SELECTED TEXT:
------------

I think the real deal here is that it isn't about teaching at all.  It's about power.  Kids are easier to exercise power over - theoretically at least.


----------



## Kacey (Feb 16, 2006)

The so-called instructor is quite the self-inflated horror... and I agree with the questions about why people would continue to attend that class.

As far as the comments about teachers and unions - being a teacher who belongs to a union, if that's truly what you believe, then you have a very incorrect view of what a union does.   Unions exist for mass bargaining (contracts, legal issues, etc.) and to provide support for the members - but no union member I've ever met (including the president of my local union, who I met with yesterday) would EVER condone the type of behavior described, nor would they support a teacher who was being disciplined for being stupid enough to act that way in the first place.


----------



## Jonathan Randall (Feb 16, 2006)

------------

MATERIAL PROVIDED:
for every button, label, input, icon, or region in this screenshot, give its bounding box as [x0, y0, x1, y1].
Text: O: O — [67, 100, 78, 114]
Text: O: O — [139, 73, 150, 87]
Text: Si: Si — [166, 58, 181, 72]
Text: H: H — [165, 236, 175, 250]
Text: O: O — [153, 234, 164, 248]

------------

TASK SET:
1. Answer these questions from the forum thread:
(a) In the opening post, what is the matter said to be about instead of teaching?
(b) Whom did Kacey meet with yesterday?
(c) Besides providing support for members, what do unions exist for, according to Kacey?
2. Please reproduce the forum thread word for word from "I think the" to "theoretically at least.".
3. Decide whether each statement agrees with the forum thread, answering yes or no and quoting the words that decide it:
(a) The opening post claims kids are easier to exercise power over.
(b) Kacey says a union would support a teacher disciplined for the behavior described.
(c) Kacey is a teacher who does not belong to a union.
The entries play no part in this work.

RESULTS IN ORDER:
1.
(a) Power.
(b) The president of Kacey's local union.
(c) Mass bargaining (contracts, legal issues, etc.).

2.
I think the real deal here is that it isn't about teaching at all.  It's about power.  Kids are easier to exercise power over - theoretically at least.

3.
(a) Yes: "Kids are easier to exercise power over - theoretically at least."
(b) No: "nor would they support a teacher who was being disciplined for being stupid enough to act that way in the first place."
(c) No: "being a teacher who belongs to a union"